-- begin --
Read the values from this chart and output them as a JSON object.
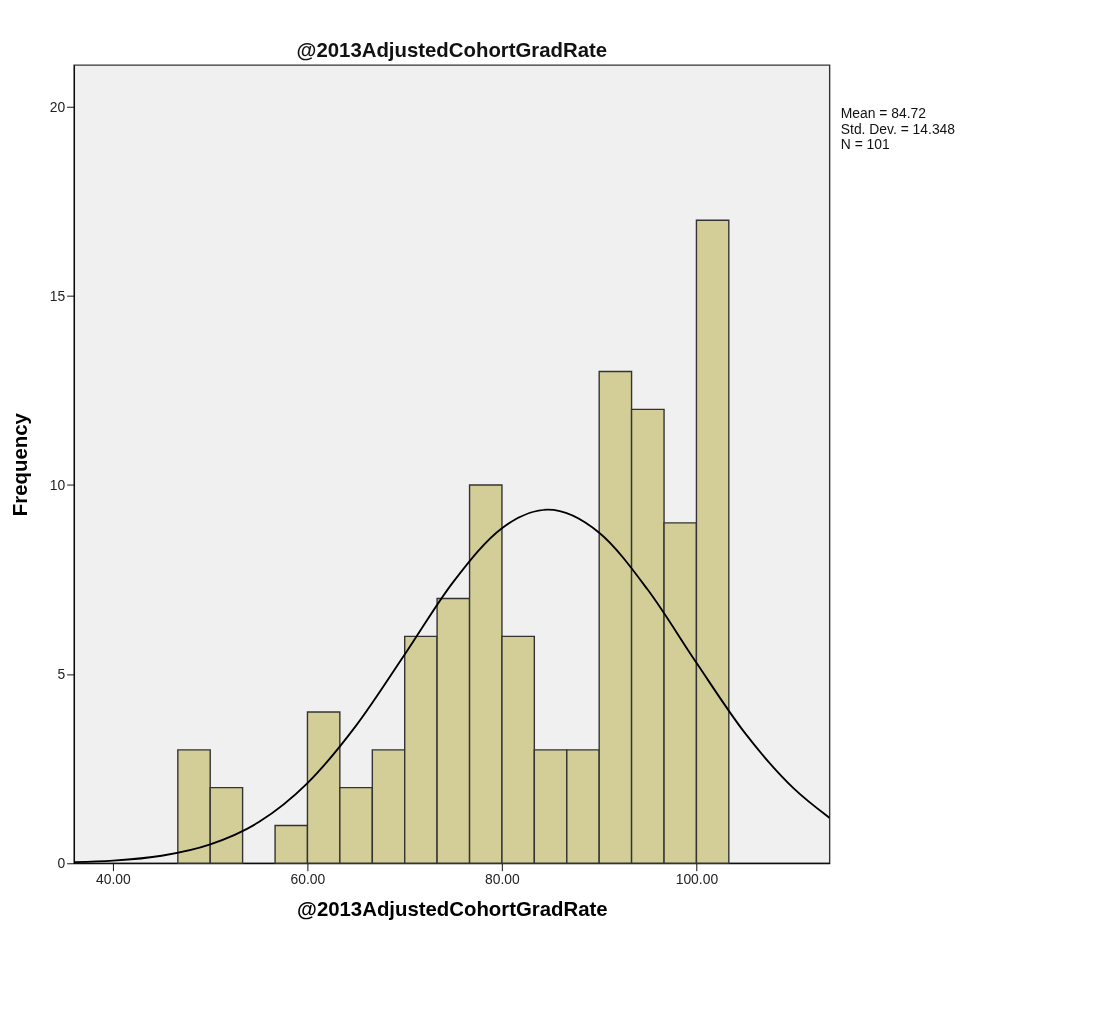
{
  "chart_data": {
    "type": "histogram",
    "title": "@2013AdjustedCohortGradRate",
    "xlabel": "@2013AdjustedCohortGradRate",
    "ylabel": "Frequency",
    "bins": [
      46.67,
      50,
      53.33,
      56.67,
      60,
      63.33,
      66.67,
      70,
      73.33,
      76.67,
      80,
      83.33,
      86.67,
      90,
      93.33,
      96.67,
      100,
      103.33
    ],
    "values": [
      3,
      2,
      0,
      1,
      4,
      2,
      3,
      6,
      7,
      10,
      6,
      3,
      3,
      13,
      12,
      9,
      17
    ],
    "color": "#d3ce97",
    "series": [
      {
        "type": "line",
        "color": "#000000",
        "x": [
          36,
          40,
          45,
          50,
          55,
          60,
          65,
          70,
          75,
          80,
          84.72,
          90,
          95,
          100,
          105,
          110,
          113.7
        ],
        "values": [
          0.03,
          0.07,
          0.2,
          0.5,
          1.09,
          2.12,
          3.64,
          5.52,
          7.44,
          8.86,
          9.35,
          8.74,
          7.23,
          5.3,
          3.44,
          1.98,
          1.2
        ]
      }
    ],
    "xlim": [
      36,
      113.7
    ],
    "ylim": [
      0,
      21.1
    ],
    "xticks": [
      {
        "value": 40,
        "label": "40.00"
      },
      {
        "value": 60,
        "label": "60.00"
      },
      {
        "value": 80,
        "label": "80.00"
      },
      {
        "value": 100,
        "label": "100.00"
      }
    ],
    "yticks": [
      0,
      5,
      10,
      15,
      20
    ],
    "grid": false,
    "annotations": [
      "Mean = 84.72",
      "Std. Dev. = 14.348",
      "N = 101"
    ]
  }
}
-- end --
**Required work**
Write out each entry exactly as given, but skip the pictures.

**Expected answer**
Read the values from this chart and output them as a JSON object.
{
  "chart_data": {
    "type": "histogram",
    "title": "@2013AdjustedCohortGradRate",
    "xlabel": "@2013AdjustedCohortGradRate",
    "ylabel": "Frequency",
    "bins": [
      46.67,
      50,
      53.33,
      56.67,
      60,
      63.33,
      66.67,
      70,
      73.33,
      76.67,
      80,
      83.33,
      86.67,
      90,
      93.33,
      96.67,
      100,
      103.33
    ],
    "values": [
      3,
      2,
      0,
      1,
      4,
      2,
      3,
      6,
      7,
      10,
      6,
      3,
      3,
      13,
      12,
      9,
      17
    ],
    "color": "#d3ce97",
    "series": [
      {
        "type": "line",
        "color": "#000000",
        "x": [
          36,
          40,
          45,
          50,
          55,
          60,
          65,
          70,
          75,
          80,
          84.72,
          90,
          95,
          100,
          105,
          110,
          113.7
        ],
        "values": [
          0.03,
          0.07,
          0.2,
          0.5,
          1.09,
          2.12,
          3.64,
          5.52,
          7.44,
          8.86,
          9.35,
          8.74,
          7.23,
          5.3,
          3.44,
          1.98,
          1.2
        ]
      }
    ],
    "xlim": [
      36,
      113.7
    ],
    "ylim": [
      0,
      21.1
    ],
    "xticks": [
      {
        "value": 40,
        "label": "40.00"
      },
      {
        "value": 60,
        "label": "60.00"
      },
      {
        "value": 80,
        "label": "80.00"
      },
      {
        "value": 100,
        "label": "100.00"
      }
    ],
    "yticks": [
      0,
      5,
      10,
      15,
      20
    ],
    "grid": false,
    "annotations": [
      "Mean = 84.72",
      "Std. Dev. = 14.348",
      "N = 101"
    ]
  }
}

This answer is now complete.